>> START Material for the task
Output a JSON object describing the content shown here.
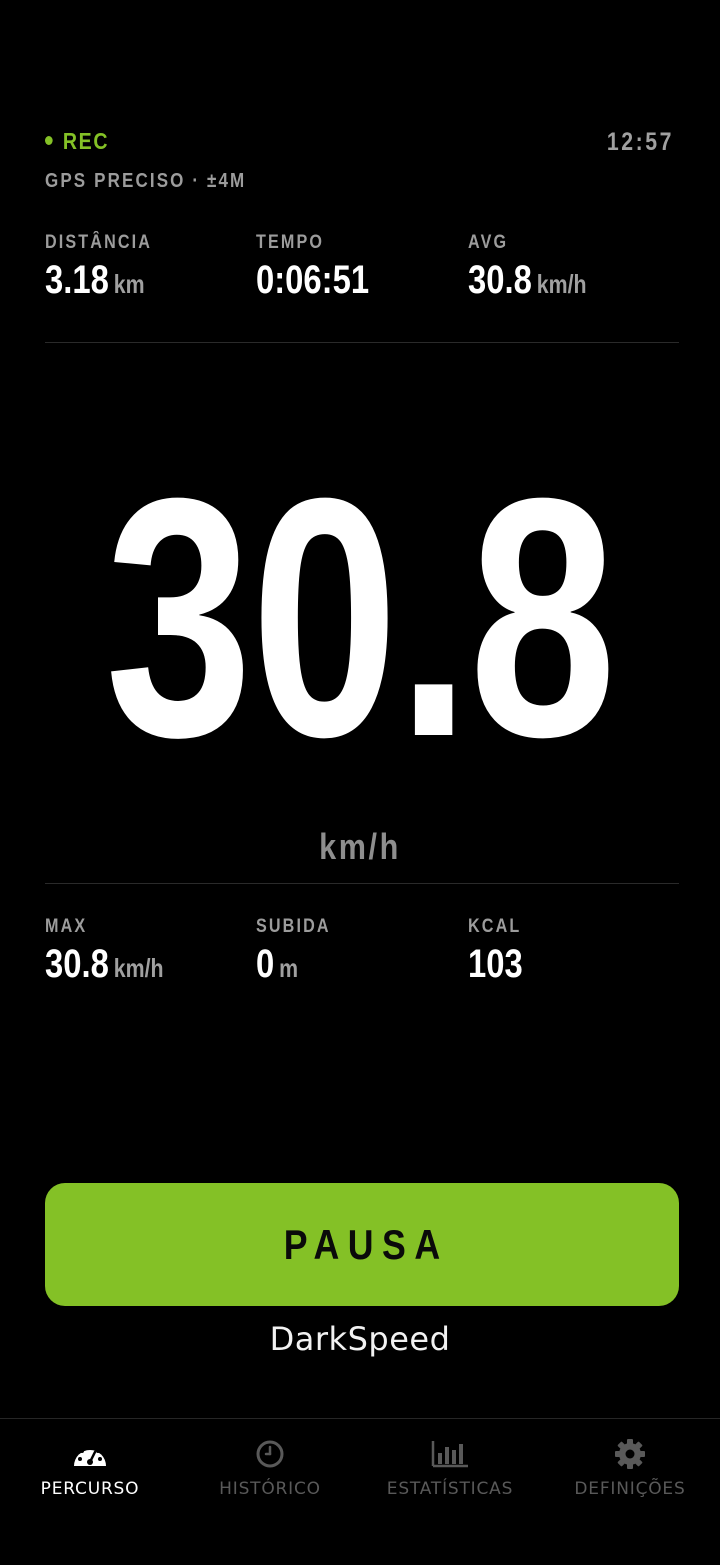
{
  "status": {
    "rec_label": "REC",
    "time": "12:57",
    "gps_text": "GPS PRECISO · ±4M"
  },
  "top_stats": [
    {
      "label": "DISTÂNCIA",
      "value": "3.18",
      "unit": "km"
    },
    {
      "label": "TEMPO",
      "value": "0:06:51",
      "unit": ""
    },
    {
      "label": "AVG",
      "value": "30.8",
      "unit": "km/h"
    }
  ],
  "speed": {
    "value": "30.8",
    "unit": "km/h"
  },
  "bottom_stats": [
    {
      "label": "MAX",
      "value": "30.8",
      "unit": "km/h"
    },
    {
      "label": "SUBIDA",
      "value": "0",
      "unit": "m"
    },
    {
      "label": "KCAL",
      "value": "103",
      "unit": ""
    }
  ],
  "actions": {
    "pause_label": "PAUSA"
  },
  "brand": "DarkSpeed",
  "nav": [
    {
      "label": "PERCURSO",
      "icon": "speedometer-icon",
      "active": true
    },
    {
      "label": "HISTÓRICO",
      "icon": "clock-icon",
      "active": false
    },
    {
      "label": "ESTATÍSTICAS",
      "icon": "bar-chart-icon",
      "active": false
    },
    {
      "label": "DEFINIÇÕES",
      "icon": "gear-icon",
      "active": false
    }
  ],
  "colors": {
    "background": "#000000",
    "accent": "#84c126",
    "muted_text": "#9c9c9c",
    "inactive_nav": "#595959"
  }
}
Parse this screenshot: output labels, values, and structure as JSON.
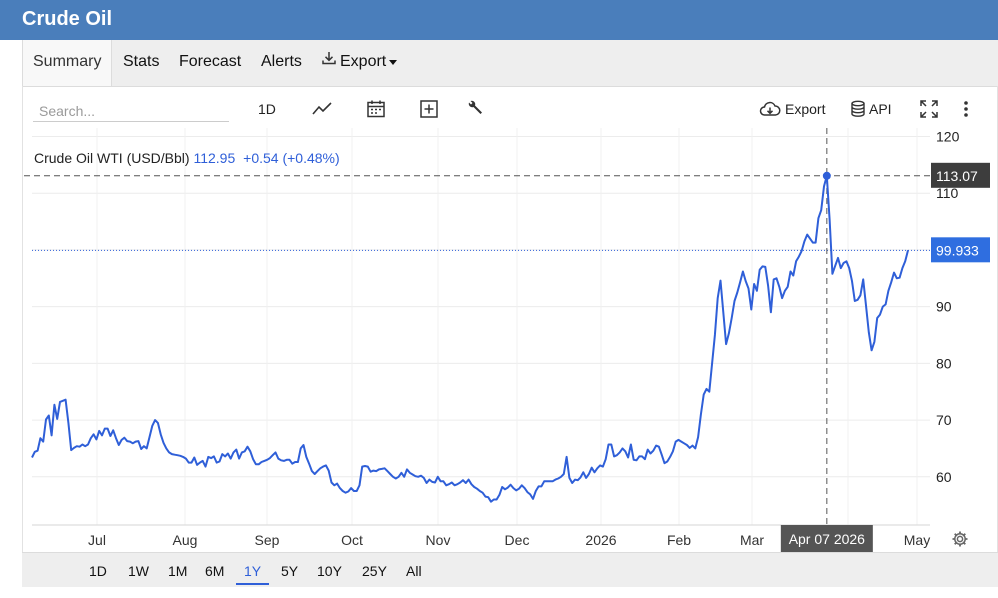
>> END Material for the task
> [Goal] Output every entry verbatim. Pictures do not belong in the copy.

> [Output below]
Output a JSON object describing the content shown here.
{
  "status": {
    "rec_label": "REC",
    "time": "12:57",
    "gps_text": "GPS PRECISO · ±4M"
  },
  "top_stats": [
    {
      "label": "DISTÂNCIA",
      "value": "3.18",
      "unit": "km"
    },
    {
      "label": "TEMPO",
      "value": "0:06:51",
      "unit": ""
    },
    {
      "label": "AVG",
      "value": "30.8",
      "unit": "km/h"
    }
  ],
  "speed": {
    "value": "30.8",
    "unit": "km/h"
  },
  "bottom_stats": [
    {
      "label": "MAX",
      "value": "30.8",
      "unit": "km/h"
    },
    {
      "label": "SUBIDA",
      "value": "0",
      "unit": "m"
    },
    {
      "label": "KCAL",
      "value": "103",
      "unit": ""
    }
  ],
  "actions": {
    "pause_label": "PAUSA"
  },
  "brand": "DarkSpeed",
  "nav": [
    {
      "label": "PERCURSO",
      "icon": "speedometer-icon",
      "active": true
    },
    {
      "label": "HISTÓRICO",
      "icon": "clock-icon",
      "active": false
    },
    {
      "label": "ESTATÍSTICAS",
      "icon": "bar-chart-icon",
      "active": false
    },
    {
      "label": "DEFINIÇÕES",
      "icon": "gear-icon",
      "active": false
    }
  ],
  "colors": {
    "background": "#000000",
    "accent": "#84c126",
    "muted_text": "#9c9c9c",
    "inactive_nav": "#595959"
  }
}
Parse this screenshot: output labels, values, and structure as JSON.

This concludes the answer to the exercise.